» **Stated goal**
In the listing below, find every line with the string "Objects" and pull it out.

-- Begin Source records --

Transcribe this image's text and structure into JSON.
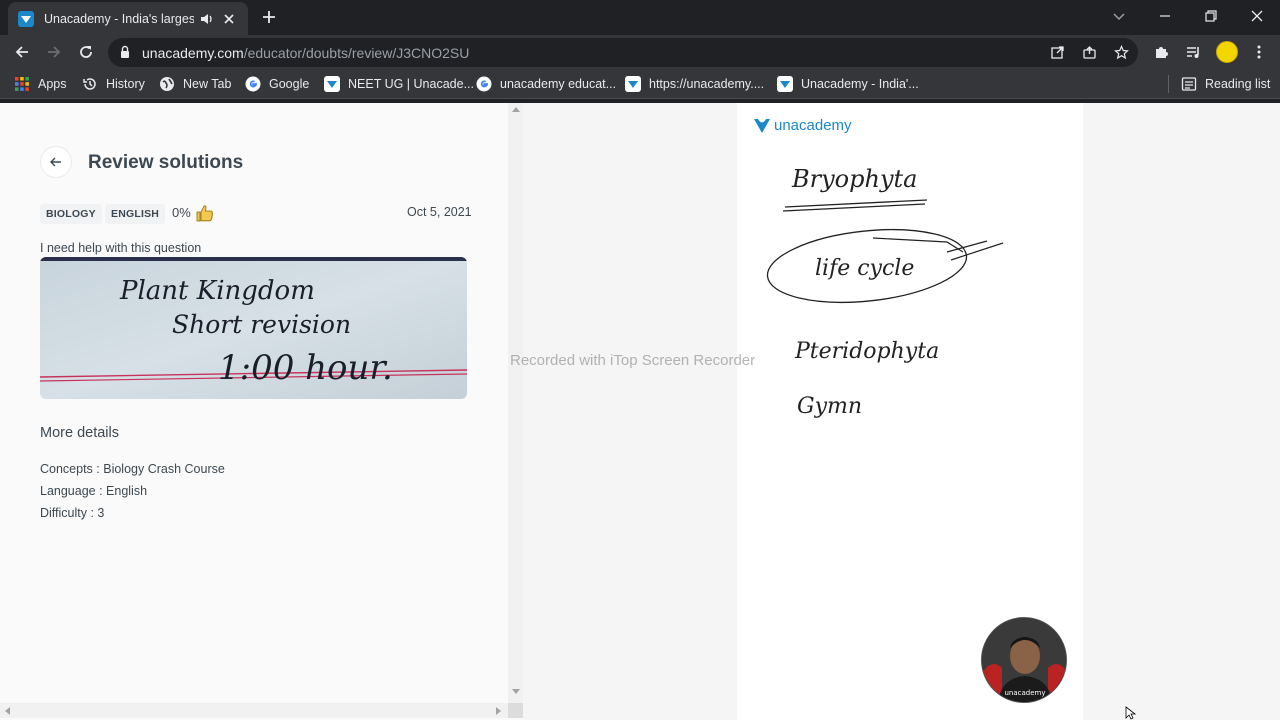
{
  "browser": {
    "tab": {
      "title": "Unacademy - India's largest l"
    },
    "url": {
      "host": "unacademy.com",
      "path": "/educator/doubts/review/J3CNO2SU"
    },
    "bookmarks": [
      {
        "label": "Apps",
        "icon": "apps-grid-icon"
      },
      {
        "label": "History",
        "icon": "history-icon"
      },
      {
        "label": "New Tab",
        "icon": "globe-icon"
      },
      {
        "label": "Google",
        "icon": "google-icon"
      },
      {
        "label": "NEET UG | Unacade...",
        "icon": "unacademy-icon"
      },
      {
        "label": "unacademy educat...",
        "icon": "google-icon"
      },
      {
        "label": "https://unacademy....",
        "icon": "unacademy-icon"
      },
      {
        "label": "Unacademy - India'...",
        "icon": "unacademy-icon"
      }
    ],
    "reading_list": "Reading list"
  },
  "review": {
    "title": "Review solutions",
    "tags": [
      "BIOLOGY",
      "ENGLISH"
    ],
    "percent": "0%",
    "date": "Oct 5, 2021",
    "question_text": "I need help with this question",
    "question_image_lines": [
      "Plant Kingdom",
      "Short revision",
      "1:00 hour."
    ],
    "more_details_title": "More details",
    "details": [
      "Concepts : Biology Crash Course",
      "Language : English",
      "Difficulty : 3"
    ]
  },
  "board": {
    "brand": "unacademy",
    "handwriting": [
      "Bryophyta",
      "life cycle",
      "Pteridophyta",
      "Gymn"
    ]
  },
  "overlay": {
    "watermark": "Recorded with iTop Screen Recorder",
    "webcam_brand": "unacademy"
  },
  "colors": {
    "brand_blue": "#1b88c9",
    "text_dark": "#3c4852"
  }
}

-- End Source records --
-- Begin Source records --

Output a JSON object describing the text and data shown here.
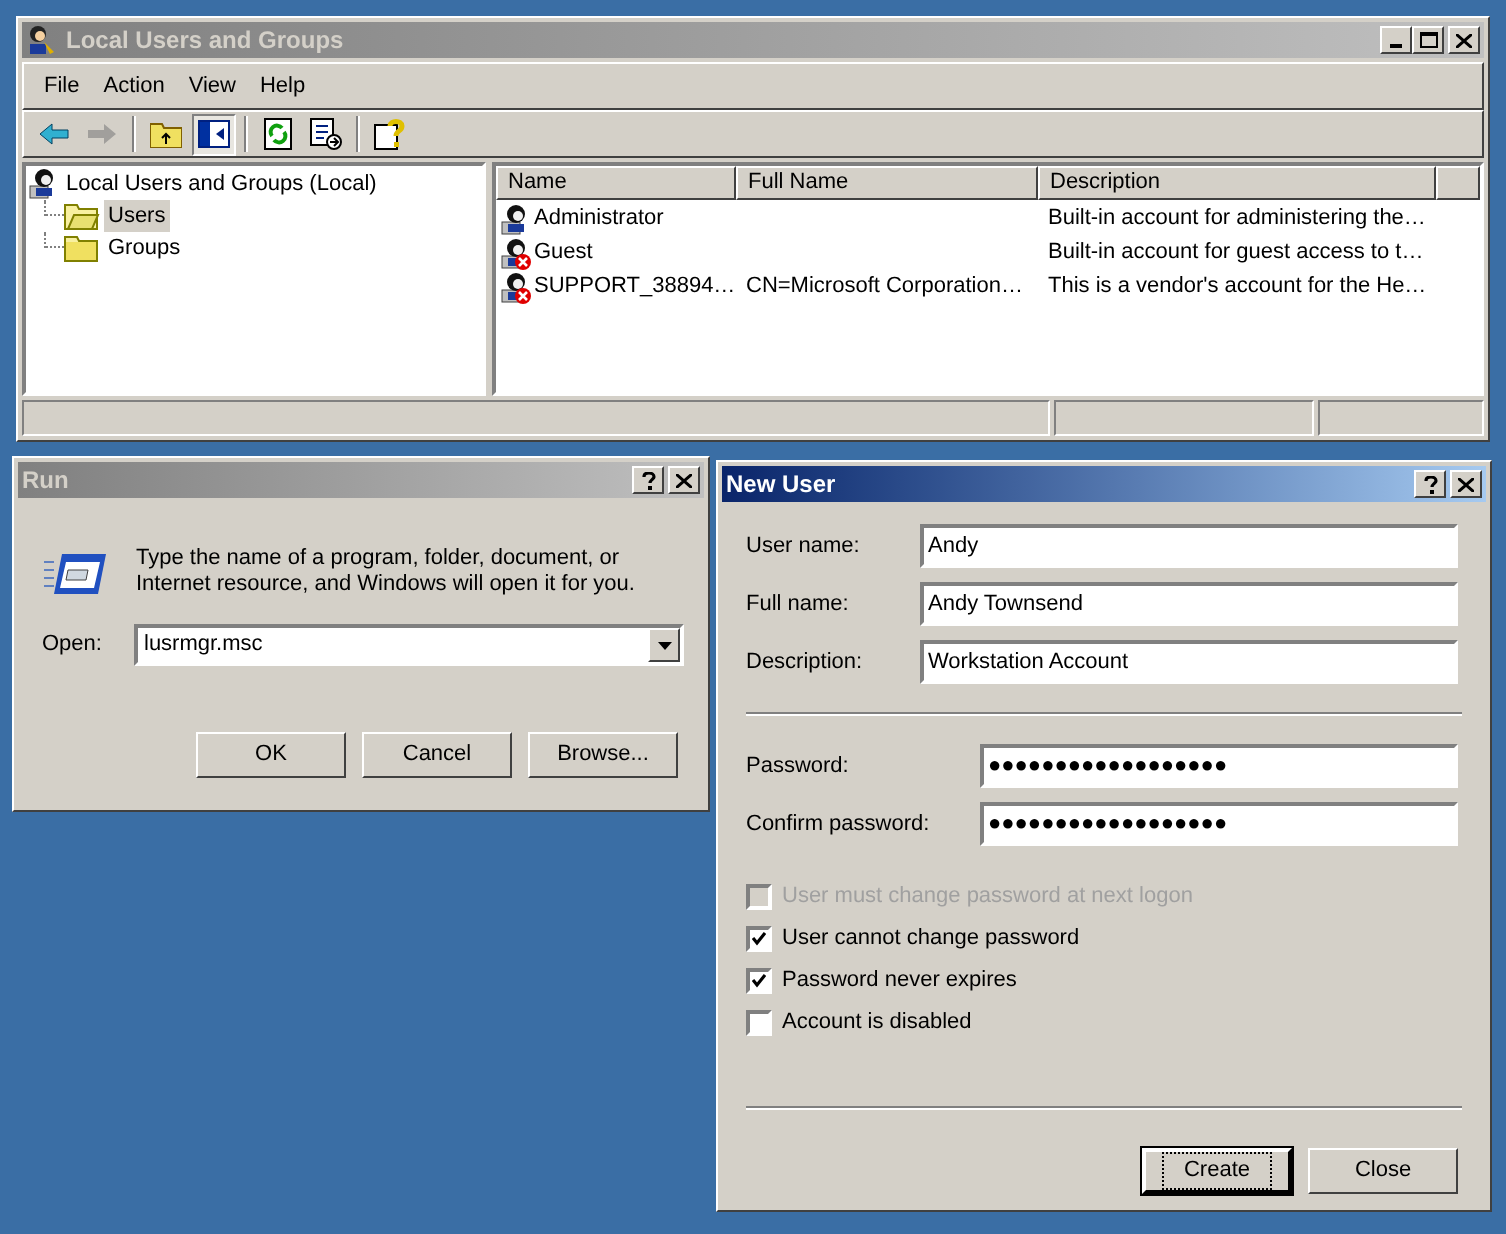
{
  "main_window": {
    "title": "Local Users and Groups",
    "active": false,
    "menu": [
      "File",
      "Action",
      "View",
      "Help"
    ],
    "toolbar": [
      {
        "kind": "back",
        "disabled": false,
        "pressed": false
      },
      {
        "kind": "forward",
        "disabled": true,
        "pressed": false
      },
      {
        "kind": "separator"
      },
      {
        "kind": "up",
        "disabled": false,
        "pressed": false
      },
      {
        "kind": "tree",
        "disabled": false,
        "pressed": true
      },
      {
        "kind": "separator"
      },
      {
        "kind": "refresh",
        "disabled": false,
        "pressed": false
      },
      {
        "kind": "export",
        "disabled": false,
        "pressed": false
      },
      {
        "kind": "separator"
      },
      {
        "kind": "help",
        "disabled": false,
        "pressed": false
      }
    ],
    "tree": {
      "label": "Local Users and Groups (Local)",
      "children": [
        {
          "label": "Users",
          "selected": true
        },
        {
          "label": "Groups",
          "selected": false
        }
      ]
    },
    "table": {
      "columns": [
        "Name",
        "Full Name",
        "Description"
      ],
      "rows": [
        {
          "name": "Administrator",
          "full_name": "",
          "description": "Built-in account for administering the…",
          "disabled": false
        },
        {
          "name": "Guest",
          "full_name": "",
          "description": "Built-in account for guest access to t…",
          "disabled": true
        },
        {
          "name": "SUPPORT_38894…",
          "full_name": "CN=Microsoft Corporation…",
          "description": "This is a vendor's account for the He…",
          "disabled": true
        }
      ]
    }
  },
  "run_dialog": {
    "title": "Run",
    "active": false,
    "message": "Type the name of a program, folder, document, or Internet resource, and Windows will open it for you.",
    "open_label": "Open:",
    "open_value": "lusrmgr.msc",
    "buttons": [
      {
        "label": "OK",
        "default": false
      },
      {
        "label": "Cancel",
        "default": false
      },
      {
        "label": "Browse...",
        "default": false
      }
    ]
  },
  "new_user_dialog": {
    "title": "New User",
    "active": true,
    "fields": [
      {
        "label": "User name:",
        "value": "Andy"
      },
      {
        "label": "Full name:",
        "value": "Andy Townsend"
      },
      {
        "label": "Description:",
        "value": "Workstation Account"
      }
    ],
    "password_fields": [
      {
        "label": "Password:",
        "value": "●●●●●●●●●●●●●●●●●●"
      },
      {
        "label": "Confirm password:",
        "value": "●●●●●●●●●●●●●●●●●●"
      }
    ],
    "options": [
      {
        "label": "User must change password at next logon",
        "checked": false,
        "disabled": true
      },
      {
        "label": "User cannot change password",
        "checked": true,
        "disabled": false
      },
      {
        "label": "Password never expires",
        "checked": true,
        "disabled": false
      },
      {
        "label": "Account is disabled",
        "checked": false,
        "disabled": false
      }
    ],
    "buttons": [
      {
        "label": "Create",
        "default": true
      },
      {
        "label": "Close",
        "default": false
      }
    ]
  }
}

-- End Source records --
-- Begin Source records --

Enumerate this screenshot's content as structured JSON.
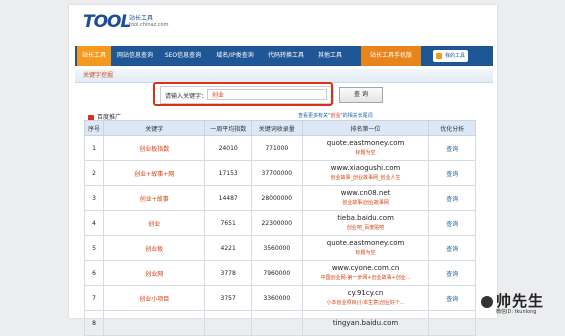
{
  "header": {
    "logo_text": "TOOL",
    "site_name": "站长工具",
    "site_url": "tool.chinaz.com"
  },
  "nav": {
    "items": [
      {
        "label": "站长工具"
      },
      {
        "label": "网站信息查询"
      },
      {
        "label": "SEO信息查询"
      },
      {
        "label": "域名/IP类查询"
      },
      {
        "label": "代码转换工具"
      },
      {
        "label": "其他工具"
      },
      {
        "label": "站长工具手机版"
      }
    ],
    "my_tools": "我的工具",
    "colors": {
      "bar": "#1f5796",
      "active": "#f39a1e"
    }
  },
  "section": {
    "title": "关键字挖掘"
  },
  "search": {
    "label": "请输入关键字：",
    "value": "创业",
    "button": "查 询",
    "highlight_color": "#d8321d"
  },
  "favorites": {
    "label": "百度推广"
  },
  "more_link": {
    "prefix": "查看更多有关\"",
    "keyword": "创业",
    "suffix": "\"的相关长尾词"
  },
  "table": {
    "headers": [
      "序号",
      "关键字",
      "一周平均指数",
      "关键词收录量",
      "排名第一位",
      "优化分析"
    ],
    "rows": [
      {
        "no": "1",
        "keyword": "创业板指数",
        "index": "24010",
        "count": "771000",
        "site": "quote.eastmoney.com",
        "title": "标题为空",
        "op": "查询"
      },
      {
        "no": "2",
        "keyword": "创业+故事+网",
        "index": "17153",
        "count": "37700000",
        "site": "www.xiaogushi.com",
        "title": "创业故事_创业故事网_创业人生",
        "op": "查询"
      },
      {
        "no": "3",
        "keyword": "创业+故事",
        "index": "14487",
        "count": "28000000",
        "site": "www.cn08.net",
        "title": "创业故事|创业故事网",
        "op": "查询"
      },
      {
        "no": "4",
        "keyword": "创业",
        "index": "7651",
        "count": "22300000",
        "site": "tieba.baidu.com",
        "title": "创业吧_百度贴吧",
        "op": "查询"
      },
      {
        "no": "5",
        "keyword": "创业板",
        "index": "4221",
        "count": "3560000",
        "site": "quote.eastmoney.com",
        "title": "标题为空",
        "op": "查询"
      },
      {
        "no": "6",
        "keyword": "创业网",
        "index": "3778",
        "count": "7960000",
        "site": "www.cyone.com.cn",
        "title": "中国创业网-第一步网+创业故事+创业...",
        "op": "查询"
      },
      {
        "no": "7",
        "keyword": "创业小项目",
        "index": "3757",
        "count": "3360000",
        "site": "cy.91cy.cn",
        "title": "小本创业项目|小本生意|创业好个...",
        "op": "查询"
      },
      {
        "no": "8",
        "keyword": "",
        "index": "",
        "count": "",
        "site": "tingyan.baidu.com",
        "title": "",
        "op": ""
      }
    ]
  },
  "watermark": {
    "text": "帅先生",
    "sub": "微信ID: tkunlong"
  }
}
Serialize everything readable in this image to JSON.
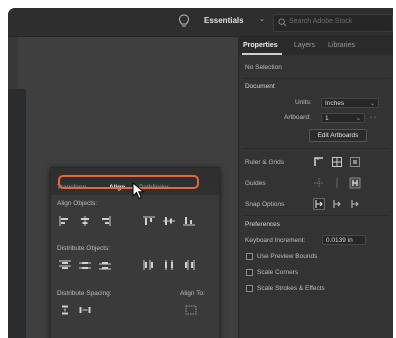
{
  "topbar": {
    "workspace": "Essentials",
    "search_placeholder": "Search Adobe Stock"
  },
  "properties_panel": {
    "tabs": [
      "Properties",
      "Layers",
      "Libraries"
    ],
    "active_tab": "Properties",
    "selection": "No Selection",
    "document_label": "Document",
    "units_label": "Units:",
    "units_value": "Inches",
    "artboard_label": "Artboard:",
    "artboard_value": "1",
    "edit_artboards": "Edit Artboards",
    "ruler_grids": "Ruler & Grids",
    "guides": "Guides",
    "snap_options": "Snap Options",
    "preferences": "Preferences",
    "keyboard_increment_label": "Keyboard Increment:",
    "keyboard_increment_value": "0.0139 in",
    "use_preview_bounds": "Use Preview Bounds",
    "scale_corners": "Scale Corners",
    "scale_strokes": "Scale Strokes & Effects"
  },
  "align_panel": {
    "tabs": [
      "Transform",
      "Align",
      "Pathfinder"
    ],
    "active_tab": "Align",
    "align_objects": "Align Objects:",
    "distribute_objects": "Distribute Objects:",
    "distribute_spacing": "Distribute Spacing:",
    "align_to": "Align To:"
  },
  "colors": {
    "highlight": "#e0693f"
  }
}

-- End Source records --

» **Exercise response**
    "align_objects": "Align Objects:",
    "distribute_objects": "Distribute Objects:",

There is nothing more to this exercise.